• Information shown:

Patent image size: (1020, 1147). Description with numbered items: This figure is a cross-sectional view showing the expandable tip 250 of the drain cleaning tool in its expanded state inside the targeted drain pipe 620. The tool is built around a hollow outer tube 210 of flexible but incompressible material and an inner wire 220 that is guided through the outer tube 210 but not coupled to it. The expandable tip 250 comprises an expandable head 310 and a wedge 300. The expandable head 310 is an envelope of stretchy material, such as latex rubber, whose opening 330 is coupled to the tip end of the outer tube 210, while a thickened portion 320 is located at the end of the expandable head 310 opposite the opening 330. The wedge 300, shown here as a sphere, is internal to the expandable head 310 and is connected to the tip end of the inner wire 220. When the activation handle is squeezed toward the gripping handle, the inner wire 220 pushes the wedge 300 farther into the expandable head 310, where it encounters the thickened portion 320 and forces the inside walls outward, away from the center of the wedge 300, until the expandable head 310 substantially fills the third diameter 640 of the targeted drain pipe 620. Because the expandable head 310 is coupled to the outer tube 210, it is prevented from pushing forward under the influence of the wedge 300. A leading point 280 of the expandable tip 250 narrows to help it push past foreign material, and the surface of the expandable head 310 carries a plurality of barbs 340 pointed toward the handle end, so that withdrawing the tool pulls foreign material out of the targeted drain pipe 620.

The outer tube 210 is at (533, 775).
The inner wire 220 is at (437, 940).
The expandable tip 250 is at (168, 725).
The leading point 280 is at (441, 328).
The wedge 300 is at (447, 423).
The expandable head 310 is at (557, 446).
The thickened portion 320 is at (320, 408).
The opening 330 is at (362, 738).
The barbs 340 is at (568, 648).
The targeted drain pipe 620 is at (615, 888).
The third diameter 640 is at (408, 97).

...

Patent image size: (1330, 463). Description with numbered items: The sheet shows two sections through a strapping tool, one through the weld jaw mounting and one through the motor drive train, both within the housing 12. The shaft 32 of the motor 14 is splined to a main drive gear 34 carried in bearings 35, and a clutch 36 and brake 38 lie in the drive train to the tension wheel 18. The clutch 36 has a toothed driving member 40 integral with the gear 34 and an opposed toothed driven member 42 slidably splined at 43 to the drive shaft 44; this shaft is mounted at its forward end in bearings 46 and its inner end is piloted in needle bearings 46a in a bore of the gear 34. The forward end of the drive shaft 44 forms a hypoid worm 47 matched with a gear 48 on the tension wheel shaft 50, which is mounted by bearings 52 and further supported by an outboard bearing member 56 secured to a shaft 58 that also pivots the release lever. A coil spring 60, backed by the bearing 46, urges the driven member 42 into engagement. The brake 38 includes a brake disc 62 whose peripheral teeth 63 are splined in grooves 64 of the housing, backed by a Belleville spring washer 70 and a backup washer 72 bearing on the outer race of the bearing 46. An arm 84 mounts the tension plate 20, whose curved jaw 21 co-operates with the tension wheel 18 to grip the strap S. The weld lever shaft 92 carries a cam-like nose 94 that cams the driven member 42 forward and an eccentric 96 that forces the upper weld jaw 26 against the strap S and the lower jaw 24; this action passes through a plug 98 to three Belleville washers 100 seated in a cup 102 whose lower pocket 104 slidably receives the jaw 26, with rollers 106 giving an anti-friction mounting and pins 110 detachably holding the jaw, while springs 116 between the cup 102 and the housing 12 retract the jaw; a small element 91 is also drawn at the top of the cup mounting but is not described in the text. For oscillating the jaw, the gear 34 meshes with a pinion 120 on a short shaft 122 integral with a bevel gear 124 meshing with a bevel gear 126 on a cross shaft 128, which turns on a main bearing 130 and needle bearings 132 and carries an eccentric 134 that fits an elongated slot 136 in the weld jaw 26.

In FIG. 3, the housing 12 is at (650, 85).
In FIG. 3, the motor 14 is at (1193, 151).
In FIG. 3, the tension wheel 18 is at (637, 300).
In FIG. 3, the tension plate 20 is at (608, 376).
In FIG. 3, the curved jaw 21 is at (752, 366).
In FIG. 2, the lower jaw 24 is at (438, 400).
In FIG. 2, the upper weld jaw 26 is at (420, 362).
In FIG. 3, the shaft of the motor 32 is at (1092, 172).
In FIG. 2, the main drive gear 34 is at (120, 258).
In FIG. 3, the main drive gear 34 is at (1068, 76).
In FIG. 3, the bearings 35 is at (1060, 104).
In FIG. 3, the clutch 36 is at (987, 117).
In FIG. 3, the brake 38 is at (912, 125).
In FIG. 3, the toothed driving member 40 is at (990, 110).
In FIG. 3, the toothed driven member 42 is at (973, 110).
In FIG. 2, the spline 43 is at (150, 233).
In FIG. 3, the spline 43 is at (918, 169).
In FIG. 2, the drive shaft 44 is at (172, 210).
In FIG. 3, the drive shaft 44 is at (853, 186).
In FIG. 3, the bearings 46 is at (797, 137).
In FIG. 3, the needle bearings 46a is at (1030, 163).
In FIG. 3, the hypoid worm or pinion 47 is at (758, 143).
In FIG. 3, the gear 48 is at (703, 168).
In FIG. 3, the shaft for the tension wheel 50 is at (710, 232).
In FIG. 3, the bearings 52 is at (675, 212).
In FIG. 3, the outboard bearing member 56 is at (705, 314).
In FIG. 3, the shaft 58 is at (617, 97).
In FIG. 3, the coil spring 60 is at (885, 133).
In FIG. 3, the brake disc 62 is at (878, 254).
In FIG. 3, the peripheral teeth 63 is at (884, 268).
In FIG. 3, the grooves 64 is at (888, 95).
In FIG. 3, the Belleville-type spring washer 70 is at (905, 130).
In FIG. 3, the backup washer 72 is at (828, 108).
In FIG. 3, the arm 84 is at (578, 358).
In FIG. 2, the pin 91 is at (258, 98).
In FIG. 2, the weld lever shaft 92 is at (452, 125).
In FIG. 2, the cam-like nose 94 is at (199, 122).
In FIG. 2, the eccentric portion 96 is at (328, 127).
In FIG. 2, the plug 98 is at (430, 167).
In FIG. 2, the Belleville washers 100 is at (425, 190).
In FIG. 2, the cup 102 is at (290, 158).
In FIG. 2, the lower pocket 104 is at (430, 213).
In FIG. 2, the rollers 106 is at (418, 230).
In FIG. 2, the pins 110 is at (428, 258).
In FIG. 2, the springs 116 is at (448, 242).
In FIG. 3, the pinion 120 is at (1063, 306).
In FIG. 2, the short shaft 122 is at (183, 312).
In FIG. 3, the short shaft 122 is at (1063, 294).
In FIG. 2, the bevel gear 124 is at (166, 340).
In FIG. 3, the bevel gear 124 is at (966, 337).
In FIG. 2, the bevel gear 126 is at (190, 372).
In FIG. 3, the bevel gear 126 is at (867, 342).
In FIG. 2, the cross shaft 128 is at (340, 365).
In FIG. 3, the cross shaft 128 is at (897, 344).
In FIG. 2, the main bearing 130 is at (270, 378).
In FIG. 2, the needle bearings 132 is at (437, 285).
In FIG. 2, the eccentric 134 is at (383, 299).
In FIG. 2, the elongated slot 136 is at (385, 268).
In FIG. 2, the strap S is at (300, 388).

• Directions: Copy out the data word for word, starting at the line that contains "Patent image size: (1020, 1147)." and ending at the line that contains "The expandable tip 250 is at (168, 725).", with both of those lines included.

• Exercise result:
Patent image size: (1020, 1147). Description with numbered items: This figure is a cross-sectional view showing the expandable tip 250 of the drain cleaning tool in its expanded state inside the targeted drain pipe 620. The tool is built around a hollow outer tube 210 of flexible but incompressible material and an inner wire 220 that is guided through the outer tube 210 but not coupled to it. The expandable tip 250 comprises an expandable head 310 and a wedge 300. The expandable head 310 is an envelope of stretchy material, such as latex rubber, whose opening 330 is coupled to the tip end of the outer tube 210, while a thickened portion 320 is located at the end of the expandable head 310 opposite the opening 330. The wedge 300, shown here as a sphere, is internal to the expandable head 310 and is connected to the tip end of the inner wire 220. When the activation handle is squeezed toward the gripping handle, the inner wire 220 pushes the wedge 300 farther into the expandable head 310, where it encounters the thickened portion 320 and forces the inside walls outward, away from the center of the wedge 300, until the expandable head 310 substantially fills the third diameter 640 of the targeted drain pipe 620. Because the expandable head 310 is coupled to the outer tube 210, it is prevented from pushing forward under the influence of the wedge 300. A leading point 280 of the expandable tip 250 narrows to help it push past foreign material, and the surface of the expandable head 310 carries a plurality of barbs 340 pointed toward the handle end, so that withdrawing the tool pulls foreign material out of the targeted drain pipe 620.

The outer tube 210 is at (533, 775).
The inner wire 220 is at (437, 940).
The expandable tip 250 is at (168, 725).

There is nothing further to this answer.